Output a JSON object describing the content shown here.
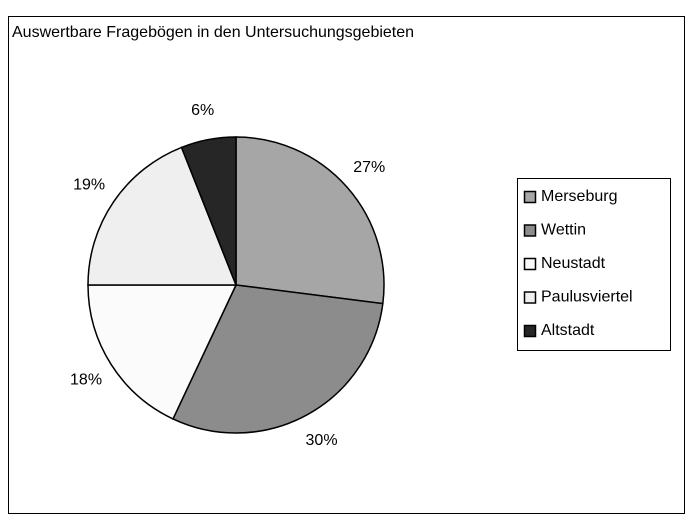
{
  "chart_data": {
    "type": "pie",
    "title": "Auswertbare Fragebögen in den Untersuchungsgebieten",
    "categories": [
      "Merseburg",
      "Wettin",
      "Neustadt",
      "Paulusviertel",
      "Altstadt"
    ],
    "values": [
      27,
      30,
      18,
      19,
      6
    ],
    "value_labels": [
      "27%",
      "30%",
      "18%",
      "19%",
      "6%"
    ],
    "colors": [
      "#a6a6a6",
      "#8c8c8c",
      "#fbfbfb",
      "#efefef",
      "#262626"
    ],
    "legend": "right"
  }
}
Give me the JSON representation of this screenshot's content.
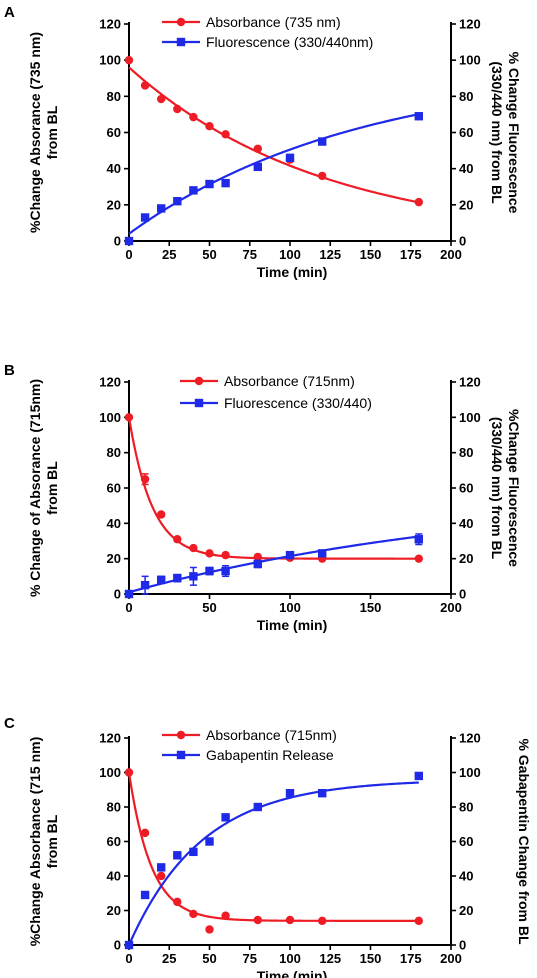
{
  "colors": {
    "red": "#ee1c25",
    "blue": "#1f2ae8",
    "axis": "#000000"
  },
  "chart_data": [
    {
      "type": "scatter",
      "panel_label": "A",
      "xlabel": "Time (min)",
      "ylabel_left": "%Change Absorance (735 nm)\nfrom BL",
      "ylabel_right": "% Change Fluorescence\n(330/440 nm) from BL",
      "xlim": [
        0,
        200
      ],
      "ylim_left": [
        0,
        120
      ],
      "ylim_right": [
        0,
        120
      ],
      "xticks": [
        "0",
        "25",
        "50",
        "75",
        "100",
        "125",
        "150",
        "175",
        "200"
      ],
      "yticks_left": [
        "0",
        "20",
        "40",
        "60",
        "80",
        "100",
        "120"
      ],
      "yticks_right": [
        "0",
        "20",
        "40",
        "60",
        "80",
        "100",
        "120"
      ],
      "legend_position": "top-center",
      "series": [
        {
          "name": "Absorbance (735 nm)",
          "axis": "left",
          "marker": "circle",
          "color": "#ee1c25",
          "x": [
            0,
            10,
            20,
            30,
            40,
            50,
            60,
            80,
            100,
            120,
            180
          ],
          "y": [
            100,
            86,
            78.5,
            73,
            68.5,
            63.5,
            59,
            51,
            45,
            36,
            21.5
          ],
          "err": [
            0,
            0,
            0,
            0,
            0,
            0,
            0,
            0,
            0,
            0,
            0
          ],
          "fit": {
            "model": "exp_decay",
            "y0": 96,
            "plateau": 0,
            "k": 0.00835
          }
        },
        {
          "name": "Fluorescence (330/440nm)",
          "axis": "right",
          "marker": "square",
          "color": "#1f2ae8",
          "x": [
            0,
            10,
            20,
            30,
            40,
            50,
            60,
            80,
            100,
            120,
            180
          ],
          "y": [
            0,
            13,
            18,
            22,
            28,
            31.5,
            32,
            41,
            46,
            55,
            69
          ],
          "err": [
            0,
            0,
            0,
            0,
            0,
            0,
            0,
            0,
            0,
            0,
            0
          ],
          "fit": {
            "model": "exp_assoc",
            "y0": 4,
            "plateau": 96,
            "k": 0.00705
          }
        }
      ]
    },
    {
      "type": "scatter",
      "panel_label": "B",
      "xlabel": "Time (min)",
      "ylabel_left": "% Change of Absorance (715nm)\nfrom BL",
      "ylabel_right": "%Change Fluorescence\n(330/440 nm) from BL",
      "xlim": [
        0,
        200
      ],
      "ylim_left": [
        0,
        120
      ],
      "ylim_right": [
        0,
        120
      ],
      "xticks": [
        "0",
        "50",
        "100",
        "150",
        "200"
      ],
      "yticks_left": [
        "0",
        "20",
        "40",
        "60",
        "80",
        "100",
        "120"
      ],
      "yticks_right": [
        "0",
        "20",
        "40",
        "60",
        "80",
        "100",
        "120"
      ],
      "legend_position": "top-center",
      "series": [
        {
          "name": "Absorbance (715nm)",
          "axis": "left",
          "marker": "circle",
          "color": "#ee1c25",
          "x": [
            0,
            10,
            20,
            30,
            40,
            50,
            60,
            80,
            100,
            120,
            180
          ],
          "y": [
            100,
            65,
            45,
            31,
            26,
            23,
            22,
            21,
            20.5,
            20,
            20
          ],
          "err": [
            0,
            3,
            1,
            0,
            0,
            0,
            0,
            0,
            0,
            0,
            0
          ],
          "fit": {
            "model": "exp_decay",
            "y0": 100,
            "plateau": 20,
            "k": 0.069
          }
        },
        {
          "name": "Fluorescence (330/440)",
          "axis": "right",
          "marker": "square",
          "color": "#1f2ae8",
          "x": [
            0,
            10,
            20,
            30,
            40,
            50,
            60,
            80,
            100,
            120,
            180
          ],
          "y": [
            0,
            5,
            8,
            9,
            10,
            13,
            13,
            17,
            22,
            23,
            31
          ],
          "err": [
            0,
            5,
            2,
            2,
            5,
            2,
            3,
            2,
            1,
            1,
            3
          ],
          "fit": {
            "model": "exp_assoc",
            "y0": 1,
            "plateau": 60,
            "k": 0.00425
          }
        }
      ]
    },
    {
      "type": "scatter",
      "panel_label": "C",
      "xlabel": "Time (min)",
      "ylabel_left": "%Change Absorbance (715 nm)\nfrom BL",
      "ylabel_right": "% Gabapentin Change from BL",
      "xlim": [
        0,
        200
      ],
      "ylim_left": [
        0,
        120
      ],
      "ylim_right": [
        0,
        120
      ],
      "xticks": [
        "0",
        "25",
        "50",
        "75",
        "100",
        "125",
        "150",
        "175",
        "200"
      ],
      "yticks_left": [
        "0",
        "20",
        "40",
        "60",
        "80",
        "100",
        "120"
      ],
      "yticks_right": [
        "0",
        "20",
        "40",
        "60",
        "80",
        "100",
        "120"
      ],
      "legend_position": "top-center",
      "series": [
        {
          "name": "Absorbance (715nm)",
          "axis": "left",
          "marker": "circle",
          "color": "#ee1c25",
          "x": [
            0,
            10,
            20,
            30,
            40,
            50,
            60,
            80,
            100,
            120,
            180
          ],
          "y": [
            100,
            65,
            40,
            25,
            18,
            9,
            17,
            14.5,
            14.5,
            14,
            14
          ],
          "err": [
            0,
            0,
            0,
            0,
            0,
            0,
            0,
            0,
            0,
            0,
            0
          ],
          "fit": {
            "model": "exp_decay",
            "y0": 100,
            "plateau": 14,
            "k": 0.072
          }
        },
        {
          "name": "Gabapentin Release",
          "axis": "right",
          "marker": "square",
          "color": "#1f2ae8",
          "x": [
            0,
            10,
            20,
            30,
            40,
            50,
            60,
            80,
            100,
            120,
            180
          ],
          "y": [
            0,
            29,
            45,
            52,
            54,
            60,
            74,
            80,
            88,
            88,
            98
          ],
          "err": [
            0,
            0,
            0,
            0,
            0,
            0,
            0,
            0,
            0,
            0,
            0
          ],
          "fit": {
            "model": "exp_assoc",
            "y0": 0,
            "plateau": 96,
            "k": 0.022
          }
        }
      ]
    }
  ]
}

**What you should do**
From the listing above, copy every line that includes the word "JSON".

**Solution for this task**
Output a JSON object describing the content shown here.
Give me the JSON representation of this screenshot's content.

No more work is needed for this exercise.